→ REQUEST 1
Retype the lines of the listing below, starting with the line that contains "- seat-cell: 福禄娃: [15, 736, 190, 769]" and going on through the line that contains "- seat-cell: 粉葛: [15, 931, 190, 964]", including both of those lines.

→ TEXT
* * * *

Problem statement:
Assume there are two constants $\alpha, \beta \in \mathbb{R}$ and two functions $$f: A\times B \rightarrow \mathbb{R} \text{ and } g: A\times B \rightarrow \mathbb{R}$$ non-negative, continuous, and bounded, $A$ and $B$ non-empty, such that $\forall b \in B, \exists a\in A$ with $\alpha \leq f(a,b)$ and $\forall a \in A, \exists b \in B$ with $\beta \leq g(a,b)$, then there exists a pair $(a,b) \in A \times B$ such that $$\alpha \leq f(a,b) \text{ and } \beta \leq g(a,b).$$
My attempt:
The statement seems like it should be trivial, but I find myself making what seems like a circular argument.
Proof:
Let $b\in B$, then by assumption there is an $a_b \in A$ such that $\alpha \leq f(a_b, b)$. Now, with $a_b$, there exists a $b_{a_b} \in B$ such that $\beta \leq g(a_b, b_{a_b})$. If $b=b_{a_b}$, then $g(a_b, b) = g(a_b, b_{a_b})$ and $$\alpha \leq f(a_b, b) \text{ and } \beta \leq g(a_b, b)$$ and so $(a_b, b)$ is a pair that satisfies the statement.
Comment:
My issue is, can I just write "if $b = b_{a_b}$"? Nothing prevents this from happening and since I just need existence this argument seems valid...

* * * *

→ EXTRACTED ENTRIES
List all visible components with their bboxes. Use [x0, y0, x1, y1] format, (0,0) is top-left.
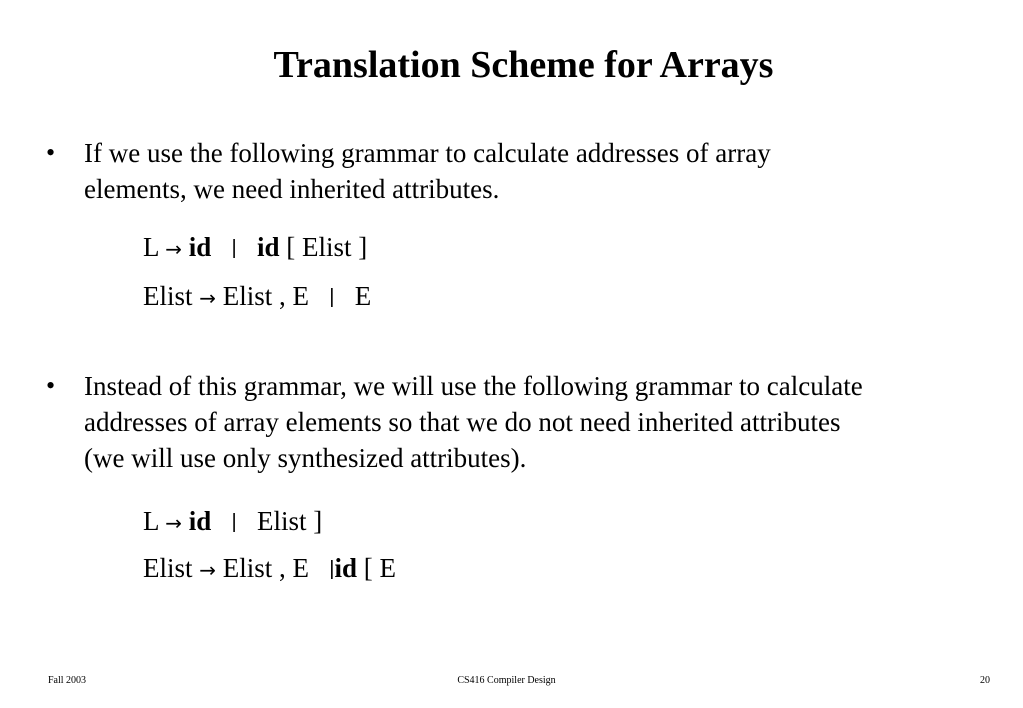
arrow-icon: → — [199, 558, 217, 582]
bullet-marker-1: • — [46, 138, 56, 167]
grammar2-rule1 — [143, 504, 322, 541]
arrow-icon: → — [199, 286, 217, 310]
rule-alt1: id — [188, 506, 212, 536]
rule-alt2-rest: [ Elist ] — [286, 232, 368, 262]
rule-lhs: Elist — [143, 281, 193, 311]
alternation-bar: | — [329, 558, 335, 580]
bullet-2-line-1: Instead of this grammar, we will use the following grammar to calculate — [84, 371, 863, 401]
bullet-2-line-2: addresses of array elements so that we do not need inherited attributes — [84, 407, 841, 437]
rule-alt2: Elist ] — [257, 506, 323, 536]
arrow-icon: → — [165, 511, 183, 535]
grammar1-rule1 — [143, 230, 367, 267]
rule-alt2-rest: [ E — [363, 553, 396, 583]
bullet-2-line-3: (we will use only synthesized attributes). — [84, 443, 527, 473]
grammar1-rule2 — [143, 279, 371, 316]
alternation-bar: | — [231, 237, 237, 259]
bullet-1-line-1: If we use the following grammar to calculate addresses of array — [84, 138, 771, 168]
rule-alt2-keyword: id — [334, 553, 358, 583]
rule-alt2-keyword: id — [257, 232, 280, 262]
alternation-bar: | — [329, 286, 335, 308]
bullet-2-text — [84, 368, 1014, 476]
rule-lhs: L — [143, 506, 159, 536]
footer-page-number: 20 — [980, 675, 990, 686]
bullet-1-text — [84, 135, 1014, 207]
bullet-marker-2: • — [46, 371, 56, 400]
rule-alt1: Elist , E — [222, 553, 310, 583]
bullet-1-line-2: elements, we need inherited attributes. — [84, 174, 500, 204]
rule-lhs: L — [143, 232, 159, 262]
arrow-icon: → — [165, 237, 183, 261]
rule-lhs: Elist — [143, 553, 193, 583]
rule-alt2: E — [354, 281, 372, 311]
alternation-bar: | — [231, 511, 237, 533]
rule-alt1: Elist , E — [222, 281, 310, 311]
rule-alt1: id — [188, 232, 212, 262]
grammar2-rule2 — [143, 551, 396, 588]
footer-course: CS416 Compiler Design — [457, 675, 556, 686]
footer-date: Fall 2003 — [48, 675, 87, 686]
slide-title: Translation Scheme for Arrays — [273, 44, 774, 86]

* * * *

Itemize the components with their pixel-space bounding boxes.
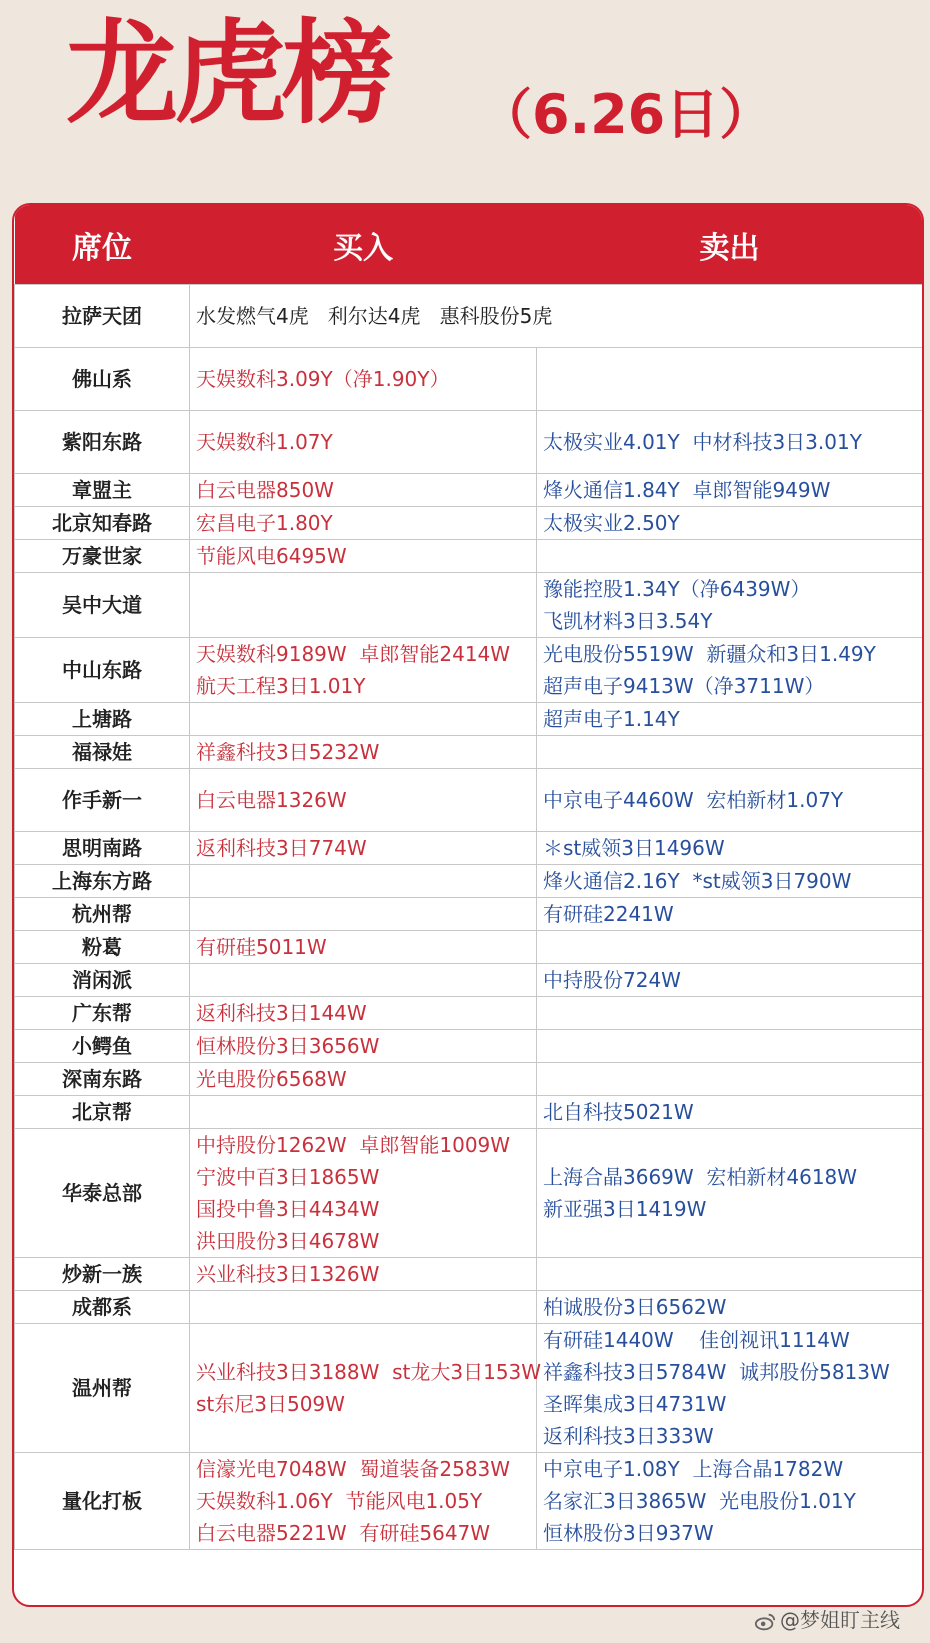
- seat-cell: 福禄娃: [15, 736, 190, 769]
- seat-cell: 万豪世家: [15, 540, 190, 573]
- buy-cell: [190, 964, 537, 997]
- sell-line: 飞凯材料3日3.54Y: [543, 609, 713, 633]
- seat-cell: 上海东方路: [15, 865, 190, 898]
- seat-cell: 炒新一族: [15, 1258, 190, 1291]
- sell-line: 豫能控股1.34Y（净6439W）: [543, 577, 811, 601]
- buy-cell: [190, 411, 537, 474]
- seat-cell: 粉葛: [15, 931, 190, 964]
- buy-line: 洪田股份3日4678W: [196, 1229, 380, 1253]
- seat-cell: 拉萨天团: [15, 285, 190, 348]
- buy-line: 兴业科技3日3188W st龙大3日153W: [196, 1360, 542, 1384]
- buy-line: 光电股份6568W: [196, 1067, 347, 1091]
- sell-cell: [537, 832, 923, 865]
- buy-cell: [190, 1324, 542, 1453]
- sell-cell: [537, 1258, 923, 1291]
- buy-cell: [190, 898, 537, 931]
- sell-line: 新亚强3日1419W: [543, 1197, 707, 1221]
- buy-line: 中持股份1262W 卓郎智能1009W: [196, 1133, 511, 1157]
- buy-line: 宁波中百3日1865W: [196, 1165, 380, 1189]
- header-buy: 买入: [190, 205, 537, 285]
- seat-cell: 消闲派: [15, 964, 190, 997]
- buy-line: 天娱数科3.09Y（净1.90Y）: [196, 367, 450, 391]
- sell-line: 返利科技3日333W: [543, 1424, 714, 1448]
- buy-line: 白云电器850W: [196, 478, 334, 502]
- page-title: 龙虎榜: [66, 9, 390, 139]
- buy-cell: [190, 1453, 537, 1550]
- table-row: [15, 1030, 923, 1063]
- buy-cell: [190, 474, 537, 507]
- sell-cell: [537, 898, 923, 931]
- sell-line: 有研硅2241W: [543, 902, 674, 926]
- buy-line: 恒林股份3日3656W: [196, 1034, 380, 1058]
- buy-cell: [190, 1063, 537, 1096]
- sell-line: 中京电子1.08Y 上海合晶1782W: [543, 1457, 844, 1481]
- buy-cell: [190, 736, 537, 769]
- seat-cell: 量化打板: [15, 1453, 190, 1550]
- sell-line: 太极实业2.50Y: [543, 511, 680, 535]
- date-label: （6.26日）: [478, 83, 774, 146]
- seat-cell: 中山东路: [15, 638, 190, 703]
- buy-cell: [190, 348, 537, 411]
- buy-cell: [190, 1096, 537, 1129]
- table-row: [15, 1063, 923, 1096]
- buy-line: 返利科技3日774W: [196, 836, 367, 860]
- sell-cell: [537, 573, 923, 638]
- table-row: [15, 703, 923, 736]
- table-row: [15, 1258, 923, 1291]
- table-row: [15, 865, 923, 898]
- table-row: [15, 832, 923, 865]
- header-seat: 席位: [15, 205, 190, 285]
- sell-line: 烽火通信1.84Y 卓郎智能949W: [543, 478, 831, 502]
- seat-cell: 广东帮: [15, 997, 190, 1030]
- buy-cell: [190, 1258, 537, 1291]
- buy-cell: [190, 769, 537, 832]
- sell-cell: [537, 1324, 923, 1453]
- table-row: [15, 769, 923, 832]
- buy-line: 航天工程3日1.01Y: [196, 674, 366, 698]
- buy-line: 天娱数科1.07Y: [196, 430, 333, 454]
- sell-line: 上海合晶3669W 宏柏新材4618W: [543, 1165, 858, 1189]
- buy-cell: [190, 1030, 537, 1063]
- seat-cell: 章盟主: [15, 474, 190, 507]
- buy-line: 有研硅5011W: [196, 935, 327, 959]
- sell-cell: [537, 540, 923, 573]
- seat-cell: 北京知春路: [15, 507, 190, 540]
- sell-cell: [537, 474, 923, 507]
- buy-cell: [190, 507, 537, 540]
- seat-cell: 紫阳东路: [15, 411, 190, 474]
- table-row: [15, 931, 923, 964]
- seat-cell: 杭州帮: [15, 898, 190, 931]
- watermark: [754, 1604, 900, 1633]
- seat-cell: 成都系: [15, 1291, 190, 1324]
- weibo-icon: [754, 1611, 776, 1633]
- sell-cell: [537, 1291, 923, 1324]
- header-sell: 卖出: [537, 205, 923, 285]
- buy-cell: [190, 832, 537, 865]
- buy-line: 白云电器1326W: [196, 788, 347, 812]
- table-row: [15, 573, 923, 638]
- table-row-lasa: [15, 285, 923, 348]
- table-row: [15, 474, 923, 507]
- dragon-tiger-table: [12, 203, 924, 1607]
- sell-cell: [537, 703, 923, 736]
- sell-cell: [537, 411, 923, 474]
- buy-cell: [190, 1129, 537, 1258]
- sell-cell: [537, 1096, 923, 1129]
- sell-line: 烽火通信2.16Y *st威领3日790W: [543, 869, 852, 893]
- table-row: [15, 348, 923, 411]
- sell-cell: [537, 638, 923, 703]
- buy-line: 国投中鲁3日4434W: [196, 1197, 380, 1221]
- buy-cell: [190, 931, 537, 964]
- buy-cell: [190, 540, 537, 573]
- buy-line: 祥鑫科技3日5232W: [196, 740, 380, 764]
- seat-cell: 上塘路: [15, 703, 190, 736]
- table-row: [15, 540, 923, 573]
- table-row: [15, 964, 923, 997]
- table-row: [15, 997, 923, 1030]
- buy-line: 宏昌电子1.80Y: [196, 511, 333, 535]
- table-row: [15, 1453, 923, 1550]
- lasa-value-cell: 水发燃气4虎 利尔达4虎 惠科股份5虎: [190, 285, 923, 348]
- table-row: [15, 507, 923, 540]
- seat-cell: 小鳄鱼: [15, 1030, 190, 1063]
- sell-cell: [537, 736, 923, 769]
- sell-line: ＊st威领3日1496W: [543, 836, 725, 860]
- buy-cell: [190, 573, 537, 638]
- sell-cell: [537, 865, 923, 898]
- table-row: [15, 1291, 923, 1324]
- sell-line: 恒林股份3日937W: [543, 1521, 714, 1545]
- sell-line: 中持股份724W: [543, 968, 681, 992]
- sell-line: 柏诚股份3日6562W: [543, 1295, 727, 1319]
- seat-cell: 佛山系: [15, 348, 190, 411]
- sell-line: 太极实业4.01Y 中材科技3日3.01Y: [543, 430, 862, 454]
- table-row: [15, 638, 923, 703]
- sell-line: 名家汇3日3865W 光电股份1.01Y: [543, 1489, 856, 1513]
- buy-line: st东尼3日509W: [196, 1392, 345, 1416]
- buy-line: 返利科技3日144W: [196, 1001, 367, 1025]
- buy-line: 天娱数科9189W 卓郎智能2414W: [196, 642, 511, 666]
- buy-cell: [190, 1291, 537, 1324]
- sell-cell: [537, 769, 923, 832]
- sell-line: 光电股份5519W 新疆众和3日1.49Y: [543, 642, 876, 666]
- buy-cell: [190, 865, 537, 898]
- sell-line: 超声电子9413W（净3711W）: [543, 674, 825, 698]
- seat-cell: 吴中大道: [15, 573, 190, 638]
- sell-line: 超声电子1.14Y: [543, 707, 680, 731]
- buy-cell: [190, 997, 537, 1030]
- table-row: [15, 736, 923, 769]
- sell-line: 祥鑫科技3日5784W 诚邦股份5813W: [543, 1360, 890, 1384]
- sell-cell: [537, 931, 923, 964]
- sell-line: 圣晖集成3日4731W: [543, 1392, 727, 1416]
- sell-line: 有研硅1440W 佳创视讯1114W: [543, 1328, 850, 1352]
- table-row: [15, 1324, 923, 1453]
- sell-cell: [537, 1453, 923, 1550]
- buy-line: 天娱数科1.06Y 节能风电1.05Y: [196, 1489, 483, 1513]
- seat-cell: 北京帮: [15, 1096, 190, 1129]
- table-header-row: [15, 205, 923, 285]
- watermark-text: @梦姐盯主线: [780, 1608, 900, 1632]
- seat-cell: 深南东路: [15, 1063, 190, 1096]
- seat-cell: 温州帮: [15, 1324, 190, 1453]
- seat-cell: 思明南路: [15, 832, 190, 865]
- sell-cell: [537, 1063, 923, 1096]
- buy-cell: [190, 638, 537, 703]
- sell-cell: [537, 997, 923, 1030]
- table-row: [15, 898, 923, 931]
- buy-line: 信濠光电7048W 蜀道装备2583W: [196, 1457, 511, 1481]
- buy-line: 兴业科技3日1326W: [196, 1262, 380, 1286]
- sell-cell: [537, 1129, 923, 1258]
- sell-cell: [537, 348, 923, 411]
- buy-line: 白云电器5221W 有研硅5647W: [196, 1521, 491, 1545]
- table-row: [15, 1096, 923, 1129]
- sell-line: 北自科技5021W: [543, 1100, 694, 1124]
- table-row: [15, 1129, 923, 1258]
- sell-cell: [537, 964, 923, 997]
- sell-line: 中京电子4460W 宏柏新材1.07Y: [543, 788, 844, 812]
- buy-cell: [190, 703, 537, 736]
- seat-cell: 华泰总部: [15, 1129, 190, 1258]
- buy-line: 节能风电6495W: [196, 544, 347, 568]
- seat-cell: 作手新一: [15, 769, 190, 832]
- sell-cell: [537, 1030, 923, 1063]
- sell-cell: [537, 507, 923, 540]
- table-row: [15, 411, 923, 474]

* * * *

→ REQUEST 2
Echo the text on proving that a pair meets both bounds exactly as it appears above.

→ EXERCISE SOLUTION 1
- seat-cell: 福禄娃: [15, 736, 190, 769]
- seat-cell: 万豪世家: [15, 540, 190, 573]
- buy-cell: [190, 964, 537, 997]
- sell-line: 飞凯材料3日3.54Y: [543, 609, 713, 633]
- seat-cell: 上海东方路: [15, 865, 190, 898]
- seat-cell: 炒新一族: [15, 1258, 190, 1291]
- sell-line: 豫能控股1.34Y（净6439W）: [543, 577, 811, 601]
- buy-cell: [190, 411, 537, 474]
- seat-cell: 粉葛: [15, 931, 190, 964]

→ EXERCISE SOLUTION 2
Problem statement:
Assume there are two constants $\alpha, \beta \in \mathbb{R}$ and two functions $$f: A\times B \rightarrow \mathbb{R} \text{ and } g: A\times B \rightarrow \mathbb{R}$$ non-negative, continuous, and bounded, $A$ and $B$ non-empty, such that $\forall b \in B, \exists a\in A$ with $\alpha \leq f(a,b)$ and $\forall a \in A, \exists b \in B$ with $\beta \leq g(a,b)$, then there exists a pair $(a,b) \in A \times B$ such that $$\alpha \leq f(a,b) \text{ and } \beta \leq g(a,b).$$
My attempt:
The statement seems like it should be trivial, but I find myself making what seems like a circular argument.
Proof:
Let $b\in B$, then by assumption there is an $a_b \in A$ such that $\alpha \leq f(a_b, b)$. Now, with $a_b$, there exists a $b_{a_b} \in B$ such that $\beta \leq g(a_b, b_{a_b})$. If $b=b_{a_b}$, then $g(a_b, b) = g(a_b, b_{a_b})$ and $$\alpha \leq f(a_b, b) \text{ and } \beta \leq g(a_b, b)$$ and so $(a_b, b)$ is a pair that satisfies the statement.
Comment:
My issue is, can I just write "if $b = b_{a_b}$"? Nothing prevents this from happening and since I just need existence this argument seems valid...